Data records:
=====

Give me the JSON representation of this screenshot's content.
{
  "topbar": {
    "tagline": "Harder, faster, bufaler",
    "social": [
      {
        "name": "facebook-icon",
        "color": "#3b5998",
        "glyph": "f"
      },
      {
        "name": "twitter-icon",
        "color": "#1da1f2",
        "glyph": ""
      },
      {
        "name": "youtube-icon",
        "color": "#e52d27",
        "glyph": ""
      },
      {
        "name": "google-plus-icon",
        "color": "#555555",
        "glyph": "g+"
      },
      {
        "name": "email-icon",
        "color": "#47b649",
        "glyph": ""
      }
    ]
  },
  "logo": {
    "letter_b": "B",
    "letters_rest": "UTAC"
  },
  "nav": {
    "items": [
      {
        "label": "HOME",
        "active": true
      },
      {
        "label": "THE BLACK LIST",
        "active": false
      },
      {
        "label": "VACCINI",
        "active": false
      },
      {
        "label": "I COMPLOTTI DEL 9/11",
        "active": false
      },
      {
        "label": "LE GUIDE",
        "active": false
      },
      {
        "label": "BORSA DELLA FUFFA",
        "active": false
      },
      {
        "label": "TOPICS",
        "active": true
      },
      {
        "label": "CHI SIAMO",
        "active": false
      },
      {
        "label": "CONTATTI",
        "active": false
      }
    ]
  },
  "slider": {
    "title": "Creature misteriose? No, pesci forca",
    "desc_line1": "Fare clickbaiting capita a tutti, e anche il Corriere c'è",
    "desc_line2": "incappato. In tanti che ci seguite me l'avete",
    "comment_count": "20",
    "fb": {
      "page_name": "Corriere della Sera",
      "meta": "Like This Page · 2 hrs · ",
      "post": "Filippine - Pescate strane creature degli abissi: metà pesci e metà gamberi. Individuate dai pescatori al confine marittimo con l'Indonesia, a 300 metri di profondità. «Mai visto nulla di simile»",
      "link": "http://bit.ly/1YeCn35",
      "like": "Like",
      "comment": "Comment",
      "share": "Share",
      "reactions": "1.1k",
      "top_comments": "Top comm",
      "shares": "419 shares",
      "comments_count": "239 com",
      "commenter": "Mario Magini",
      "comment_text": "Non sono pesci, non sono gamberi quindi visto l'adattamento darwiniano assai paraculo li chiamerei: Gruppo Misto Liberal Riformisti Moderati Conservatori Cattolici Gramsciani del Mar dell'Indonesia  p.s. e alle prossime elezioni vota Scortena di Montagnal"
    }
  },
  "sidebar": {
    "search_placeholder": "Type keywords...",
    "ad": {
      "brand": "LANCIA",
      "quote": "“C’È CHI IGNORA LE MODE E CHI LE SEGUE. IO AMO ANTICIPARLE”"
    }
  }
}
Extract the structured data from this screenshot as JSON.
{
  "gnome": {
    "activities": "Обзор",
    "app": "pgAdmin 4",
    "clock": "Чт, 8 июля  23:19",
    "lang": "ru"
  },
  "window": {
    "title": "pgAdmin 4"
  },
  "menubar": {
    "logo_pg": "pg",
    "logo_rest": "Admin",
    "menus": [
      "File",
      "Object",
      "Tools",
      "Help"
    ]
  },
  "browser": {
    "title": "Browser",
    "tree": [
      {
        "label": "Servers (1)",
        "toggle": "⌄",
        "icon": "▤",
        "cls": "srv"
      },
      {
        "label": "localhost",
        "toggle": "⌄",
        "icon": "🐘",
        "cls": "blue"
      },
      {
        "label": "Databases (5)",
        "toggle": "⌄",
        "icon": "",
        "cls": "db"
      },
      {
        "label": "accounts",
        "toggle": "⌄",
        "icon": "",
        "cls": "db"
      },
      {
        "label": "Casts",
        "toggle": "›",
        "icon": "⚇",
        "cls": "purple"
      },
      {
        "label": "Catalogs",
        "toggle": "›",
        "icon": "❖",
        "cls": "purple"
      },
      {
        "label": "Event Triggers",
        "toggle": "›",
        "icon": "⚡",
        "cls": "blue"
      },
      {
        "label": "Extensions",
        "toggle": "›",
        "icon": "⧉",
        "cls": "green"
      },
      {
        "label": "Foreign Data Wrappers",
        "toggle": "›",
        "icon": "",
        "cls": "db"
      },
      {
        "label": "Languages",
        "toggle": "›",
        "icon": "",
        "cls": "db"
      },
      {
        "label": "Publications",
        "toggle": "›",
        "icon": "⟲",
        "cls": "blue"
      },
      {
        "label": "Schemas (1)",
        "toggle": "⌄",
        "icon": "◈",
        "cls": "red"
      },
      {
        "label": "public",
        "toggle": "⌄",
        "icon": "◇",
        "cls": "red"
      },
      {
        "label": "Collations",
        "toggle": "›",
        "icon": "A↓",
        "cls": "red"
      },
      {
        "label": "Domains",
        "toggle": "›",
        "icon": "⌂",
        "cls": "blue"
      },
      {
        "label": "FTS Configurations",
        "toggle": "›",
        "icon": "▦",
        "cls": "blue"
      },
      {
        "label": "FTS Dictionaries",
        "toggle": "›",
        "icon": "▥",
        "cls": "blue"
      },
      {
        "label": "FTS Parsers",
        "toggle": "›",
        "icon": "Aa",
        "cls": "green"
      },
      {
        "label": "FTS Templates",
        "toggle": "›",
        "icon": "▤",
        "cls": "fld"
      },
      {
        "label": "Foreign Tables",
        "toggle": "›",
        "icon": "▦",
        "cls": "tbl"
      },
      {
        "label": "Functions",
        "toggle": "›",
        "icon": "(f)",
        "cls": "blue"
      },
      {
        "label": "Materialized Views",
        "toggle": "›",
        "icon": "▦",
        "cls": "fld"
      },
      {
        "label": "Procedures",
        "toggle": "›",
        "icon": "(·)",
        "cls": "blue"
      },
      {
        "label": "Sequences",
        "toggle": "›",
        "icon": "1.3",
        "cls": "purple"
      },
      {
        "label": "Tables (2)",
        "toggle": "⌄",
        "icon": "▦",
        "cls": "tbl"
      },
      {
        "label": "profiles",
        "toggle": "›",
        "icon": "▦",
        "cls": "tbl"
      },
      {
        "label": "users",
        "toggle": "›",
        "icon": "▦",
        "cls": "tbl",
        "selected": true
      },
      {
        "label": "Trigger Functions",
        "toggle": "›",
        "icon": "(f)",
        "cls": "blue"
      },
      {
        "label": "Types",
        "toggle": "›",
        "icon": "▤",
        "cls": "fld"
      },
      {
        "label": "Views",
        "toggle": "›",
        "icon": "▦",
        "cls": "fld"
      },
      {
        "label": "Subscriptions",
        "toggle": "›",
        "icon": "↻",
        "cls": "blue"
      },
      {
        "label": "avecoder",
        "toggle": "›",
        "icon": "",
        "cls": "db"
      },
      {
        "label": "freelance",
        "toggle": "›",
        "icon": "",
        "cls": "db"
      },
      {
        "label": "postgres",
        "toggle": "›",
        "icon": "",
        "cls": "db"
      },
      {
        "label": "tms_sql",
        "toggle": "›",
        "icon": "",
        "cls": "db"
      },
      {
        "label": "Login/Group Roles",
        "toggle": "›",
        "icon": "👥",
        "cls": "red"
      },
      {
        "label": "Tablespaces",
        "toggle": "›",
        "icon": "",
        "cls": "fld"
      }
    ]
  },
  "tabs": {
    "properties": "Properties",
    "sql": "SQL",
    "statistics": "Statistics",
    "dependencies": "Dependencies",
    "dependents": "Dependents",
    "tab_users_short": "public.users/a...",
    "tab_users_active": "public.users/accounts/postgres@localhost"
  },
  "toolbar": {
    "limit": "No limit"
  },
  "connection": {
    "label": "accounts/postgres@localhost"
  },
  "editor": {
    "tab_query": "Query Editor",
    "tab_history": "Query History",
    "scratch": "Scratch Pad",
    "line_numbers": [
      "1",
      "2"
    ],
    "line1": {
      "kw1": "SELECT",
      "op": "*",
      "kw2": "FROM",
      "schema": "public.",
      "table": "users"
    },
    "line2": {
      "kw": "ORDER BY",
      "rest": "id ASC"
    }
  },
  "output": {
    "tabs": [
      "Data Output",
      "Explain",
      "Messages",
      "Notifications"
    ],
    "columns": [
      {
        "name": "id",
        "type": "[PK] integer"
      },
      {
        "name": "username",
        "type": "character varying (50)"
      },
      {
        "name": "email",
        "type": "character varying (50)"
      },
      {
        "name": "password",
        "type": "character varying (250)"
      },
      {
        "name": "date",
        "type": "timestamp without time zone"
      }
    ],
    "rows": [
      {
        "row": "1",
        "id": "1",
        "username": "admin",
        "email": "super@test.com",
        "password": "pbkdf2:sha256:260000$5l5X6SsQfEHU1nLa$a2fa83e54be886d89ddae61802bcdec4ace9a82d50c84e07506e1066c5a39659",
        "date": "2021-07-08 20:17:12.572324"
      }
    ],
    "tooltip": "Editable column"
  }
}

=====

Directions — Check each line of the entries for the string "title". Copy the lines that have it.

Answer in full —
    "title": "Creature misteriose? No, pesci forca",
    "title": "pgAdmin 4"
    "title": "Browser",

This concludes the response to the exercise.